-- start Dataset rows --

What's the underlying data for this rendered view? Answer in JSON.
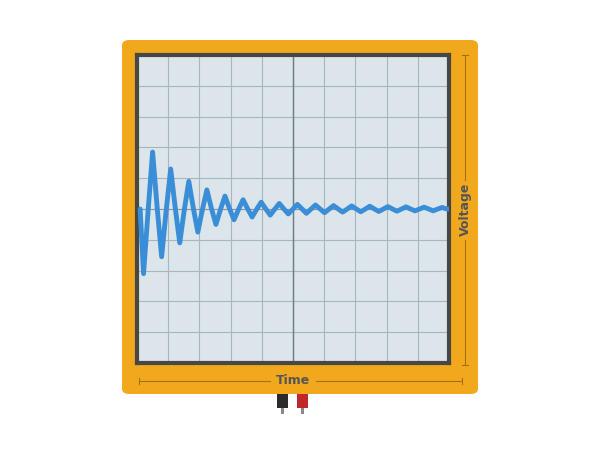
{
  "chart_data": {
    "type": "line",
    "x_label": "Time",
    "y_label": "Voltage",
    "x": [
      0.1,
      0.21,
      0.36,
      0.5,
      0.65,
      0.79,
      0.94,
      1.08,
      1.23,
      1.37,
      1.52,
      1.66,
      1.81,
      1.95,
      2.1,
      2.24,
      2.39,
      2.53,
      2.68,
      2.82,
      2.97,
      3.11,
      3.26,
      3.4,
      3.55,
      3.69,
      3.84,
      3.98,
      4.13,
      4.27,
      4.42,
      4.56,
      4.71,
      4.85,
      5.0,
      5.14,
      5.29,
      5.43,
      5.58,
      5.72,
      5.87,
      6.01,
      6.16,
      6.3,
      6.45,
      6.59,
      6.74,
      6.88,
      7.03,
      7.17,
      7.32,
      7.46,
      7.61,
      7.75,
      7.9,
      8.04,
      8.19,
      8.33,
      8.48,
      8.62,
      8.77,
      8.91,
      9.06,
      9.2,
      9.35,
      9.49,
      9.64,
      9.78,
      9.93,
      10.0
    ],
    "values": [
      0,
      -2.1,
      0,
      1.85,
      0,
      -1.55,
      0,
      1.3,
      0,
      -1.1,
      0,
      0.9,
      0,
      -0.75,
      0,
      0.62,
      0,
      -0.5,
      0,
      0.42,
      0,
      -0.35,
      0,
      0.3,
      0,
      -0.26,
      0,
      0.22,
      0,
      -0.2,
      0,
      0.18,
      0,
      -0.16,
      0,
      0.15,
      0,
      -0.14,
      0,
      0.13,
      0,
      -0.12,
      0,
      0.11,
      0,
      -0.1,
      0,
      0.1,
      0,
      -0.09,
      0,
      0.09,
      0,
      -0.08,
      0,
      0.08,
      0,
      -0.07,
      0,
      0.07,
      0,
      -0.06,
      0,
      0.06,
      0,
      -0.06,
      0,
      0.05,
      0,
      0
    ],
    "color": "#3a8ed8",
    "xlim": [
      0,
      10
    ],
    "ylim": [
      -5,
      5
    ],
    "xticks": [
      0,
      1,
      2,
      3,
      4,
      5,
      6,
      7,
      8,
      9,
      10
    ],
    "yticks": [
      -5,
      -4,
      -3,
      -2,
      -1,
      0,
      1,
      2,
      3,
      4,
      5
    ],
    "grid": true,
    "tick_labels": false
  }
}
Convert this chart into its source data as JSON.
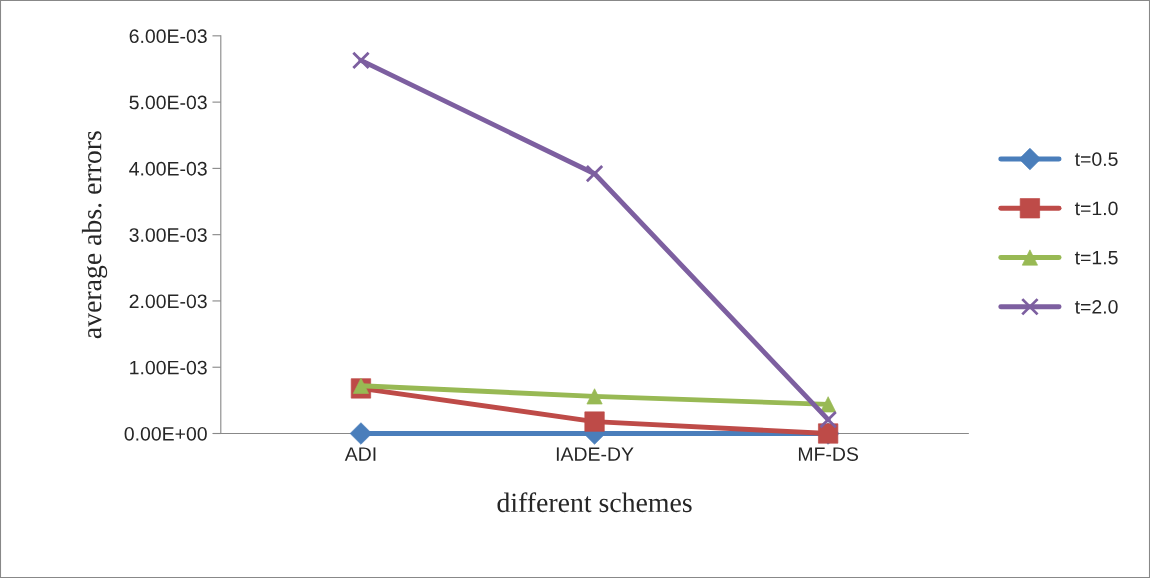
{
  "chart_data": {
    "type": "line",
    "xlabel": "different schemes",
    "ylabel": "average abs. errors",
    "categories": [
      "ADI",
      "IADE-DY",
      "MF-DS"
    ],
    "series": [
      {
        "name": "t=0.5",
        "color": "#4a7ebb",
        "marker": "diamond",
        "values": [
          0.0,
          0.0,
          0.0
        ]
      },
      {
        "name": "t=1.0",
        "color": "#be4b48",
        "marker": "square",
        "values": [
          0.00068,
          0.00018,
          0.0
        ]
      },
      {
        "name": "t=1.5",
        "color": "#98b954",
        "marker": "triangle",
        "values": [
          0.00072,
          0.00056,
          0.00044
        ]
      },
      {
        "name": "t=2.0",
        "color": "#7d5fa0",
        "marker": "cross",
        "values": [
          0.00563,
          0.00392,
          0.00021
        ]
      }
    ],
    "ylim": [
      0,
      0.006
    ],
    "yticks": [
      {
        "value": 0,
        "label": "0.00E+00"
      },
      {
        "value": 0.001,
        "label": "1.00E-03"
      },
      {
        "value": 0.002,
        "label": "2.00E-03"
      },
      {
        "value": 0.003,
        "label": "3.00E-03"
      },
      {
        "value": 0.004,
        "label": "4.00E-03"
      },
      {
        "value": 0.005,
        "label": "5.00E-03"
      },
      {
        "value": 0.006,
        "label": "6.00E-03"
      }
    ],
    "grid": false,
    "legend": "right",
    "line_style": "solid"
  }
}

-- end Dataset rows --

**Description of the task:**
Lines containing the word "color" are to be counted in the listing; state their number alone.

**Output for this task:**
5